-- WHAT TO DO --
**1.** Using the column on AI, name each kind of information the writer says is now instantly available on every computer in the country.
**2.** Write the next few paragraphs of the column on AI, picking up right after its final sentence.

-- SELECTED EXTRACT --
★ ★ ★ ★ ★ ★ ★

A COLUMN by Steve Sprague

For a while, I was very proud of the hand-held calculator I bought as an “early adopter” in 1973. If you’re tinkering with the available Artificial Intelligence (AI) systems online today, you know the feeling.

It won’t last.

Stories show that the multiple AI platforms are now displacing actual web searches for information people think they want or need. My calculator let me think the math I struggled with in school was also now a quick and simple answer.  Not long after that, I was spirited off to Washington by a new congressman. That once-marvelous calculator was pitifully useless in the face of federal budgets in the trillions.

Before Congress, as a reporter for the Star-Gazette, I would have sold my soul for the immediate information now instantly available on every computer in the country. Research, how-to instruction, recipes and background on virtually anyone.  Instead, back then the process was libraries, how-took books and mostly shoe leather to personal conversations. And trust.

Now that AI has entered the picture, that last element of “trust” has yet to be determined. For now, however, my strongest advice is to treat AI’s answers as “information,” not “fact.” Especially if you’re looking for meaningful facts about people or events to reinforce arguments you want to promote.

★ ★ ★ ★ ★ ★ ★

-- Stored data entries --
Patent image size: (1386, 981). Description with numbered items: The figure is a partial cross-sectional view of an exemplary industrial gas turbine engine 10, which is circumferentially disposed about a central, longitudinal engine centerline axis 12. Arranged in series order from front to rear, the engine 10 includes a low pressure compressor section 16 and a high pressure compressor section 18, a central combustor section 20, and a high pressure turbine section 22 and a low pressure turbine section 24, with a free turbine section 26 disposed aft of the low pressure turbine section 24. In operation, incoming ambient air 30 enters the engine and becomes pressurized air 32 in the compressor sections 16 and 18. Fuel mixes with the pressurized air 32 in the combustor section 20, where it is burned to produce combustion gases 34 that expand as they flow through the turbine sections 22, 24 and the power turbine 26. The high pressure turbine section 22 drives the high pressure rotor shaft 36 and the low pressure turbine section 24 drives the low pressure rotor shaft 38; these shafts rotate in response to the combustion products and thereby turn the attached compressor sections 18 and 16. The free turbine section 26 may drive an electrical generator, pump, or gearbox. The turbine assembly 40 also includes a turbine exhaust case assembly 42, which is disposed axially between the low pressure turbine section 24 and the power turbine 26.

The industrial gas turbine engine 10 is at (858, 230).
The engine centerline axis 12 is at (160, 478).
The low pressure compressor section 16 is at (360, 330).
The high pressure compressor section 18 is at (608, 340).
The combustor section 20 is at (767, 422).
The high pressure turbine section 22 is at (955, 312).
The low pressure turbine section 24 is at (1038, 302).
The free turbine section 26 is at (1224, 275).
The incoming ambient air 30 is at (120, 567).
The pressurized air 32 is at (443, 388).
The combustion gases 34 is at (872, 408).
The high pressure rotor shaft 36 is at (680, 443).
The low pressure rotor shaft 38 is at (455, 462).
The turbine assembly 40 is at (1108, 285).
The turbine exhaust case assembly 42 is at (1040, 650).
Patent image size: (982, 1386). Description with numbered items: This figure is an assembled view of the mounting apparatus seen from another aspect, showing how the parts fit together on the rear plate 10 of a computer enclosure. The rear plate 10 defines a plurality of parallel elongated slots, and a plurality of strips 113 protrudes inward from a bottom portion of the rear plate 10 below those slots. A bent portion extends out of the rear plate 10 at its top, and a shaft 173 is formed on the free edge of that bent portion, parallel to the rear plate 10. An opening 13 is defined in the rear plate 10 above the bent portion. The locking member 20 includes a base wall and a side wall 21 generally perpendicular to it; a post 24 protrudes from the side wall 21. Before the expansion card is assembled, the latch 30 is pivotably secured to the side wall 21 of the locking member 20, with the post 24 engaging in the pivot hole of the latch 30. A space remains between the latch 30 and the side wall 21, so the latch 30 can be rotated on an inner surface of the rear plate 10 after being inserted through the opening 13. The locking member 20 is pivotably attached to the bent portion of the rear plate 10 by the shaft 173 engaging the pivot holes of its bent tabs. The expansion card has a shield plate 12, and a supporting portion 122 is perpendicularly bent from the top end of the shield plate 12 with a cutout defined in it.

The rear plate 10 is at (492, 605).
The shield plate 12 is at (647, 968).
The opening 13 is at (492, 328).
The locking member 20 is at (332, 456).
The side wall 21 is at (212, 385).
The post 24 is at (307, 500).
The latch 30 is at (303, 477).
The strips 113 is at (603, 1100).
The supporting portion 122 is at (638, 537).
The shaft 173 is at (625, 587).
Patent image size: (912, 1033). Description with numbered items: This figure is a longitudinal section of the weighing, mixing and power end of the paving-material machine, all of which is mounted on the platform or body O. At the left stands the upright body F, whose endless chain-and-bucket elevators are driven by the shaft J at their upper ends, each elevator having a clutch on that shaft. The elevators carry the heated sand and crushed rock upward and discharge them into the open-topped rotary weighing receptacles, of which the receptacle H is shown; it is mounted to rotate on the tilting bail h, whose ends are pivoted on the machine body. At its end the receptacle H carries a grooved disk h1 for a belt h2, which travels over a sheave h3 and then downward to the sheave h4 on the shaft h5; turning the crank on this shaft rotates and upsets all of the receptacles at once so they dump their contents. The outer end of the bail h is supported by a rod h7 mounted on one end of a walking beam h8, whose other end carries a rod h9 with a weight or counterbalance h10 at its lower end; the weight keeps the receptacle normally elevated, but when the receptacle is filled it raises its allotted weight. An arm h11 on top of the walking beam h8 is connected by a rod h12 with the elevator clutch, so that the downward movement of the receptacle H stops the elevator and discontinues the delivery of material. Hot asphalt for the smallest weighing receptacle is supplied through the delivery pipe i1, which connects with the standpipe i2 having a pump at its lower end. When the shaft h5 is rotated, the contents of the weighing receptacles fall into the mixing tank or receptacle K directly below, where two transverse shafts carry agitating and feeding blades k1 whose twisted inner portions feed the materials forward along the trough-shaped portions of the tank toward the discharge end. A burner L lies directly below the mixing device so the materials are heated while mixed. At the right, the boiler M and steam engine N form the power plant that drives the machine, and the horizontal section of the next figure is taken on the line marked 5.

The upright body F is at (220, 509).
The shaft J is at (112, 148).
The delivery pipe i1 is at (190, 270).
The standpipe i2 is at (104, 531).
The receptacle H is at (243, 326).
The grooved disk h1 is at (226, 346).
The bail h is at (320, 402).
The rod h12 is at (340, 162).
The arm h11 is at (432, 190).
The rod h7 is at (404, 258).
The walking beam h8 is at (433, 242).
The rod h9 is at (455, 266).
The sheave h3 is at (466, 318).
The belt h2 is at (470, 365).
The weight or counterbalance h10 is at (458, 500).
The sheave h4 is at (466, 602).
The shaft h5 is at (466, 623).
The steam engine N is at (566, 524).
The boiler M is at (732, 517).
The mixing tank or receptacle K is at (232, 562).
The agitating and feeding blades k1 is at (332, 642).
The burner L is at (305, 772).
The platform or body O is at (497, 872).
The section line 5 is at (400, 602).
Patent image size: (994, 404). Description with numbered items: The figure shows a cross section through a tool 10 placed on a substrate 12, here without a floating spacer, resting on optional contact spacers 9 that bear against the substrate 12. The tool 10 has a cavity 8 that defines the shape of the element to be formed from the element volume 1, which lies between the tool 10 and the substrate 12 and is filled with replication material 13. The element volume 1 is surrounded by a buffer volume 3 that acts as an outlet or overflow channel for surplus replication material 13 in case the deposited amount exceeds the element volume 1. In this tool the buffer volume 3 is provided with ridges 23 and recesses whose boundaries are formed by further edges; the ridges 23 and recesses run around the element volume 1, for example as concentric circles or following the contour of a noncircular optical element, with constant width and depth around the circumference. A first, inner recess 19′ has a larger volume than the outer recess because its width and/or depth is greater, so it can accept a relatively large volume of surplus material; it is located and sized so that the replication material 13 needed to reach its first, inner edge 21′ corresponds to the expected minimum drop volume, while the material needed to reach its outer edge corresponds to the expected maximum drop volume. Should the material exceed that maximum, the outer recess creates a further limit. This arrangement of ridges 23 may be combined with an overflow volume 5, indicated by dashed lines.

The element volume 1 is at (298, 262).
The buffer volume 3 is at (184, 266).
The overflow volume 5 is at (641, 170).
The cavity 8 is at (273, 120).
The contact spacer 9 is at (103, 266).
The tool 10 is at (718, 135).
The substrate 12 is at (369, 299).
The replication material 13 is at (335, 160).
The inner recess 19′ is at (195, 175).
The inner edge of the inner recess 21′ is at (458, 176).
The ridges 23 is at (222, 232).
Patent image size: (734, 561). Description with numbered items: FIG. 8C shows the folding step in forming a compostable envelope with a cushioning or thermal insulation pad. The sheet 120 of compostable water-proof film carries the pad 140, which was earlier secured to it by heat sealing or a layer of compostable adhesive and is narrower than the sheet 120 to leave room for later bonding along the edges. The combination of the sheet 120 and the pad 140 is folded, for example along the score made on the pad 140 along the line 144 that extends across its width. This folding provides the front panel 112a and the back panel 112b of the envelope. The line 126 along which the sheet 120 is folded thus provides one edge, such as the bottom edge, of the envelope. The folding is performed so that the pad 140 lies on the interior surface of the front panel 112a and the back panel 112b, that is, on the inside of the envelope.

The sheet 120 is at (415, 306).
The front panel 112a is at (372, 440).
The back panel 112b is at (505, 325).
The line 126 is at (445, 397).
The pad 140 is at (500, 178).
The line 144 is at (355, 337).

★ ★ ★ ★ ★ ★ ★

-- RESULTS FOR THE EXERCISE --
**1.** Research, how-to instruction, recipes, and background on virtually anyone.

**2.**
For honest and diligent professional reporters, the standards never changed. Collect information from “sources,” but it doesn’t get into a story until it’s confirmed as “fact.” One of my favorite recollections of the difference came while at the S-G watching a local newscaster. He prefaced a story by saying it was “an unconfirmed report from a usually-unreliable source.”

Oh. So, it’s gossip?

AI can tell you lots of things. It can speed through lots of “grunt” work that might otherwise cost you hours. It can confirm your chicken needs to cook to 165 degrees. In many ways it can be a massive help for small businesses that can’t afford extra office staff. But it ain’t to be trusted as a reliable source of unconfirmed “facts.”

As a test of today’s AI, a close friend and I both asked our AI buddies to tell us what they know about me. He used ChatGPT; I used Google’s “Gemini.” What came back was the blinding light of “limited sources.” Both services spit out only information it could find on the net. Date that as only places I’ve appeared online since 2021. Mind you, these were the “free” AI searches.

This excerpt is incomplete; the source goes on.